Input data:
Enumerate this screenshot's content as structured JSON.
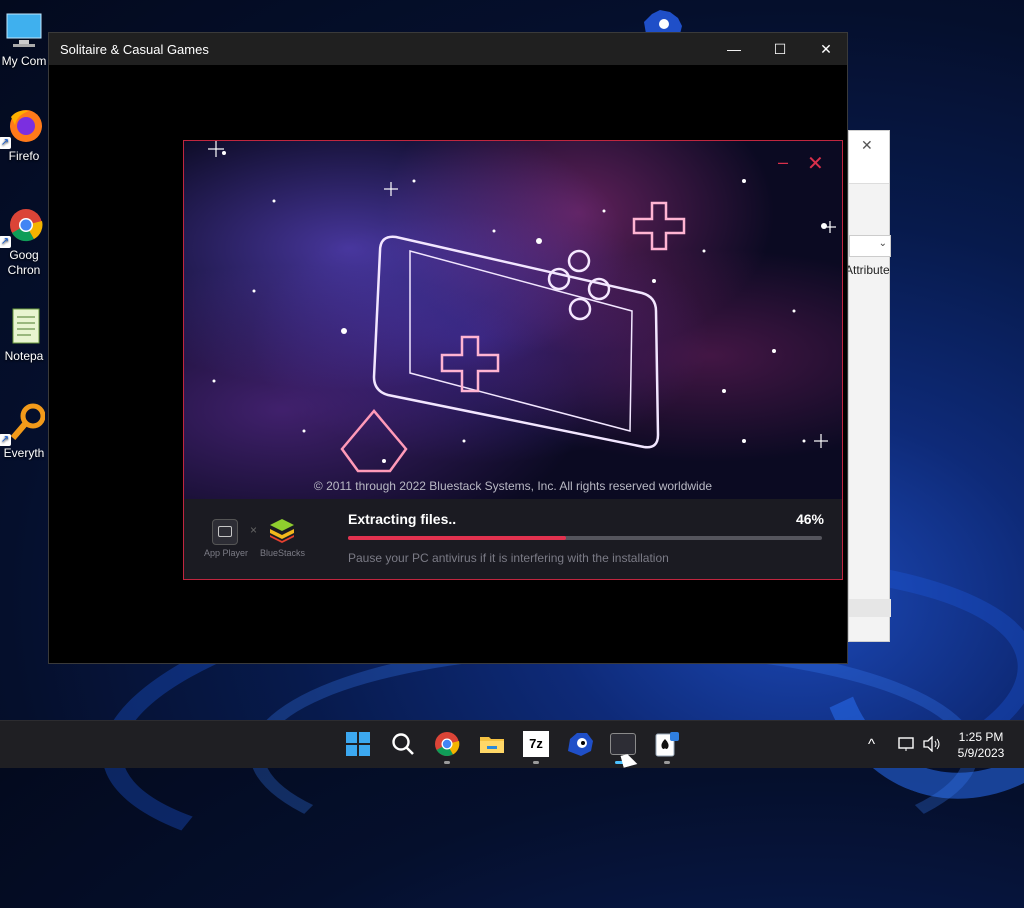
{
  "desktop": {
    "icons": [
      {
        "label": "My Com",
        "icon": "computer-icon"
      },
      {
        "label": "Firefo",
        "icon": "firefox-icon"
      },
      {
        "label": "Goog",
        "label2": "Chron",
        "icon": "chrome-icon"
      },
      {
        "label": "Notepa",
        "icon": "notepad-icon"
      },
      {
        "label": "Everyth",
        "icon": "everything-icon"
      }
    ]
  },
  "background_window": {
    "column_label": "Attribute"
  },
  "window": {
    "title": "Solitaire & Casual Games",
    "minimize": "—",
    "maximize": "☐",
    "close": "✕"
  },
  "installer": {
    "copyright": "© 2011 through 2022 Bluestack Systems, Inc. All rights reserved worldwide",
    "app_player_label": "App Player",
    "bluestacks_label": "BlueStacks",
    "separator": "×",
    "status": "Extracting files..",
    "progress_text": "46%",
    "progress_fraction": 0.46,
    "hint": "Pause your PC antivirus if it is interfering with the installation",
    "accent_color": "#e2324f"
  },
  "taskbar": {
    "apps": [
      {
        "name": "start-button",
        "icon": "windows-logo-icon"
      },
      {
        "name": "search-button",
        "icon": "search-icon"
      },
      {
        "name": "chrome",
        "icon": "chrome-icon"
      },
      {
        "name": "file-explorer",
        "icon": "folder-icon"
      },
      {
        "name": "7zip",
        "icon": "7zip-icon",
        "label": "7z"
      },
      {
        "name": "sonic",
        "icon": "sonic-icon"
      },
      {
        "name": "bluestacks",
        "icon": "bluestacks-app-player-icon"
      },
      {
        "name": "solitaire",
        "icon": "solitaire-icon"
      }
    ],
    "tray": {
      "chevron": "^",
      "time": "1:25 PM",
      "date": "5/9/2023"
    }
  }
}
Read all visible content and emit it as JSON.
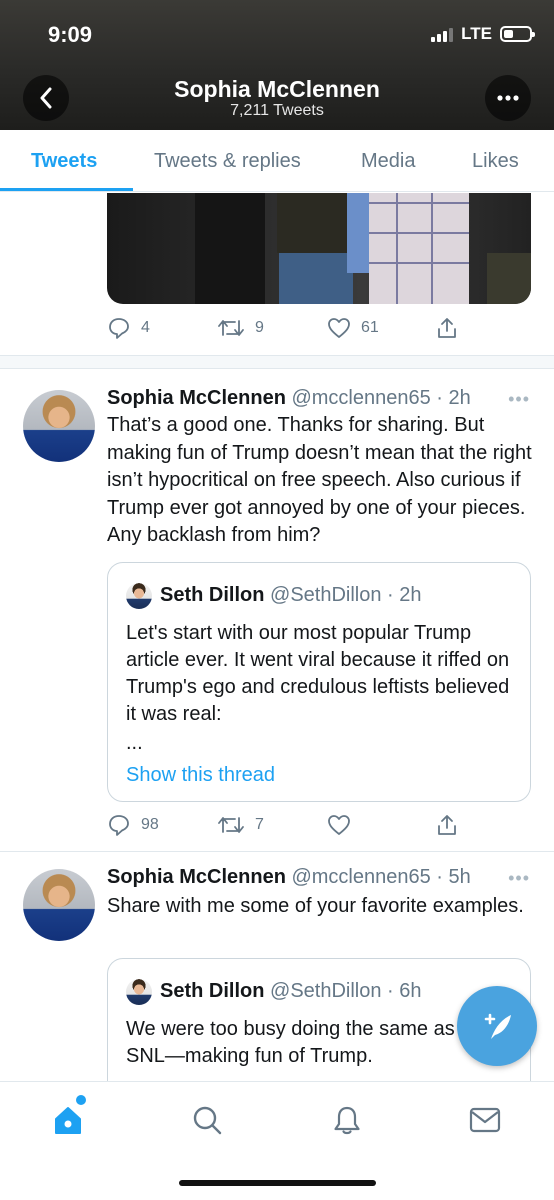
{
  "status_bar": {
    "time": "9:09",
    "network": "LTE"
  },
  "profile": {
    "name": "Sophia McClennen",
    "tweet_count": "7,211 Tweets"
  },
  "tabs": [
    {
      "label": "Tweets",
      "active": true
    },
    {
      "label": "Tweets & replies",
      "active": false
    },
    {
      "label": "Media",
      "active": false
    },
    {
      "label": "Likes",
      "active": false
    }
  ],
  "tweets": [
    {
      "replies": "4",
      "retweets": "9",
      "likes": "61"
    },
    {
      "author": "Sophia McClennen",
      "handle": "@mcclennen65",
      "time": "2h",
      "text": "That’s a good one. Thanks for sharing. But making fun of Trump doesn’t mean that the right isn’t hypocritical  on free speech. Also  curious if Trump ever got annoyed by one of your pieces. Any backlash from him?",
      "quote": {
        "author": "Seth Dillon",
        "handle": "@SethDillon",
        "time": "2h",
        "text": "Let's start with our most popular Trump article ever. It went viral because it riffed on Trump's ego and credulous leftists believed it was real:",
        "ellipsis": "...",
        "link": "Show this thread"
      },
      "replies": "98",
      "retweets": "7",
      "likes": ""
    },
    {
      "author": "Sophia McClennen",
      "handle": "@mcclennen65",
      "time": "5h",
      "text": "Share with me some of your favorite examples.",
      "quote": {
        "author": "Seth Dillon",
        "handle": "@SethDillon",
        "time": "6h",
        "text": "We were too busy doing the same as SNL—making fun of Trump."
      }
    }
  ],
  "meta_separator": " · ",
  "more_glyph": "•••",
  "colors": {
    "accent": "#1da1f2",
    "fab": "#4aa3df",
    "muted": "#657786"
  },
  "icons": {
    "back": "chevron-left-icon",
    "more": "more-horizontal-icon",
    "reply": "reply-icon",
    "retweet": "retweet-icon",
    "like": "heart-icon",
    "share": "share-icon",
    "compose": "compose-feather-icon",
    "nav": [
      "home-icon",
      "search-icon",
      "bell-icon",
      "mail-icon"
    ]
  }
}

What the task requires: This task calls for the lines from the line containing "Read all visible content and emit it as JSON." through the end of the listing, set down exactly and only, with pictures omitted.

Task output:
Read all visible content and emit it as JSON.
{
  "status_bar": {
    "time": "9:09",
    "network": "LTE"
  },
  "profile": {
    "name": "Sophia McClennen",
    "tweet_count": "7,211 Tweets"
  },
  "tabs": [
    {
      "label": "Tweets",
      "active": true
    },
    {
      "label": "Tweets & replies",
      "active": false
    },
    {
      "label": "Media",
      "active": false
    },
    {
      "label": "Likes",
      "active": false
    }
  ],
  "tweets": [
    {
      "replies": "4",
      "retweets": "9",
      "likes": "61"
    },
    {
      "author": "Sophia McClennen",
      "handle": "@mcclennen65",
      "time": "2h",
      "text": "That’s a good one. Thanks for sharing. But making fun of Trump doesn’t mean that the right isn’t hypocritical  on free speech. Also  curious if Trump ever got annoyed by one of your pieces. Any backlash from him?",
      "quote": {
        "author": "Seth Dillon",
        "handle": "@SethDillon",
        "time": "2h",
        "text": "Let's start with our most popular Trump article ever. It went viral because it riffed on Trump's ego and credulous leftists believed it was real:",
        "ellipsis": "...",
        "link": "Show this thread"
      },
      "replies": "98",
      "retweets": "7",
      "likes": ""
    },
    {
      "author": "Sophia McClennen",
      "handle": "@mcclennen65",
      "time": "5h",
      "text": "Share with me some of your favorite examples.",
      "quote": {
        "author": "Seth Dillon",
        "handle": "@SethDillon",
        "time": "6h",
        "text": "We were too busy doing the same as SNL—making fun of Trump."
      }
    }
  ],
  "meta_separator": " · ",
  "more_glyph": "•••",
  "colors": {
    "accent": "#1da1f2",
    "fab": "#4aa3df",
    "muted": "#657786"
  },
  "icons": {
    "back": "chevron-left-icon",
    "more": "more-horizontal-icon",
    "reply": "reply-icon",
    "retweet": "retweet-icon",
    "like": "heart-icon",
    "share": "share-icon",
    "compose": "compose-feather-icon",
    "nav": [
      "home-icon",
      "search-icon",
      "bell-icon",
      "mail-icon"
    ]
  }
}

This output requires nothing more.